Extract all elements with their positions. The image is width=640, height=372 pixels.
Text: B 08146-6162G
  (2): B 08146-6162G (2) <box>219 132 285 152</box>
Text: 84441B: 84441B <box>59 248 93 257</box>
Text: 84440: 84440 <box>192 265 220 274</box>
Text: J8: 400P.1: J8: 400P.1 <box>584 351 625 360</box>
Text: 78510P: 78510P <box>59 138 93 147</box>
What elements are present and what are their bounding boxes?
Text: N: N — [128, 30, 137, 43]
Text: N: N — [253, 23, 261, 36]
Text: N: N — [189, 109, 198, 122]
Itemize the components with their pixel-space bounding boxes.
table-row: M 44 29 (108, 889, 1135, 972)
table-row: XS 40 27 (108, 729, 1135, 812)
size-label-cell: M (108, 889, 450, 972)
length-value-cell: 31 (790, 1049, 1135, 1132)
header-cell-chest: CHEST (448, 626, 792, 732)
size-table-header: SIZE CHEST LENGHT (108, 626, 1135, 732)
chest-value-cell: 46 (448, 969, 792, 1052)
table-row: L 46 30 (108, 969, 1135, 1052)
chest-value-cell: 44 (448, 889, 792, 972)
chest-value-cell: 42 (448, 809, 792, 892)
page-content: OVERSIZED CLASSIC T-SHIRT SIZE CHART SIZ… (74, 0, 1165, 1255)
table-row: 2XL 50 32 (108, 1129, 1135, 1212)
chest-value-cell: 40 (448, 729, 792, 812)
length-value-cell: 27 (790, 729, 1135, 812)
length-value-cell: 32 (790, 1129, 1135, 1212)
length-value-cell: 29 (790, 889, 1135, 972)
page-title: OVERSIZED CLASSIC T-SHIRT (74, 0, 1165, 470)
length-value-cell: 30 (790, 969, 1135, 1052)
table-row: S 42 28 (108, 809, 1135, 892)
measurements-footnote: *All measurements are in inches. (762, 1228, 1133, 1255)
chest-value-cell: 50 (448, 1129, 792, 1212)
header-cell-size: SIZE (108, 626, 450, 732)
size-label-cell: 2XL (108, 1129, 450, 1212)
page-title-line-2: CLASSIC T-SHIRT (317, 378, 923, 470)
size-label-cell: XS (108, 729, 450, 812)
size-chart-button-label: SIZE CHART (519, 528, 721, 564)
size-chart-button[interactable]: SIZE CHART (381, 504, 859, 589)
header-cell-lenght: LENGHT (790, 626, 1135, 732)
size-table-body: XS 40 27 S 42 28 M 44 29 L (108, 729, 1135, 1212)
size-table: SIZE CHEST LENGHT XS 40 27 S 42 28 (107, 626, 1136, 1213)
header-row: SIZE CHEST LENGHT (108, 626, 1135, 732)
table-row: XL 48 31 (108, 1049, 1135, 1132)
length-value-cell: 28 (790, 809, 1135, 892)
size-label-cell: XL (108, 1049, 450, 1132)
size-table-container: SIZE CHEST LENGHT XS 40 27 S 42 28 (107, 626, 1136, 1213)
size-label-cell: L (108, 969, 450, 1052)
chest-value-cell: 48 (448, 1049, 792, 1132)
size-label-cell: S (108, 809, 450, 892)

• **Task requirements**
Copy out every one of the lines above word for word.

• **Output below**
Extract all elements with their positions. The image is width=640, height=372 pixels.
Text: B 08146-6162G
  (2): B 08146-6162G (2) <box>219 132 285 152</box>
Text: 84441B: 84441B <box>59 248 93 257</box>
Text: 84440: 84440 <box>192 265 220 274</box>
Text: J8: 400P.1: J8: 400P.1 <box>584 351 625 360</box>
Text: 78510P: 78510P <box>59 138 93 147</box>
What elements are present and what are their bounding boxes?
Text: N: N — [128, 30, 137, 43]
Text: N: N — [253, 23, 261, 36]
Text: N: N — [189, 109, 198, 122]
Itemize the components with their pixel-space bounding boxes.
table-row: M 44 29 (108, 889, 1135, 972)
table-row: XS 40 27 (108, 729, 1135, 812)
size-label-cell: M (108, 889, 450, 972)
length-value-cell: 31 (790, 1049, 1135, 1132)
header-cell-chest: CHEST (448, 626, 792, 732)
size-table-header: SIZE CHEST LENGHT (108, 626, 1135, 732)
chest-value-cell: 46 (448, 969, 792, 1052)
table-row: L 46 30 (108, 969, 1135, 1052)
chest-value-cell: 44 (448, 889, 792, 972)
chest-value-cell: 42 (448, 809, 792, 892)
page-content: OVERSIZED CLASSIC T-SHIRT SIZE CHART SIZ… (74, 0, 1165, 1255)
table-row: 2XL 50 32 (108, 1129, 1135, 1212)
chest-value-cell: 40 (448, 729, 792, 812)
length-value-cell: 27 (790, 729, 1135, 812)
length-value-cell: 32 (790, 1129, 1135, 1212)
length-value-cell: 29 (790, 889, 1135, 972)
page-title: OVERSIZED CLASSIC T-SHIRT (74, 0, 1165, 470)
length-value-cell: 30 (790, 969, 1135, 1052)
table-row: S 42 28 (108, 809, 1135, 892)
measurements-footnote: *All measurements are in inches. (762, 1228, 1133, 1255)
chest-value-cell: 50 (448, 1129, 792, 1212)
header-cell-size: SIZE (108, 626, 450, 732)
size-label-cell: 2XL (108, 1129, 450, 1212)
page-title-line-2: CLASSIC T-SHIRT (317, 378, 923, 470)
size-label-cell: XS (108, 729, 450, 812)
size-chart-button-label: SIZE CHART (519, 528, 721, 564)
size-chart-button[interactable]: SIZE CHART (381, 504, 859, 589)
header-cell-lenght: LENGHT (790, 626, 1135, 732)
size-table-body: XS 40 27 S 42 28 M 44 29 L (108, 729, 1135, 1212)
size-table: SIZE CHEST LENGHT XS 40 27 S 42 28 (107, 626, 1136, 1213)
header-row: SIZE CHEST LENGHT (108, 626, 1135, 732)
table-row: XL 48 31 (108, 1049, 1135, 1132)
length-value-cell: 28 (790, 809, 1135, 892)
size-label-cell: XL (108, 1049, 450, 1132)
size-table-container: SIZE CHEST LENGHT XS 40 27 S 42 28 (107, 626, 1136, 1213)
size-label-cell: L (108, 969, 450, 1052)
chest-value-cell: 48 (448, 1049, 792, 1132)
size-label-cell: S (108, 809, 450, 892)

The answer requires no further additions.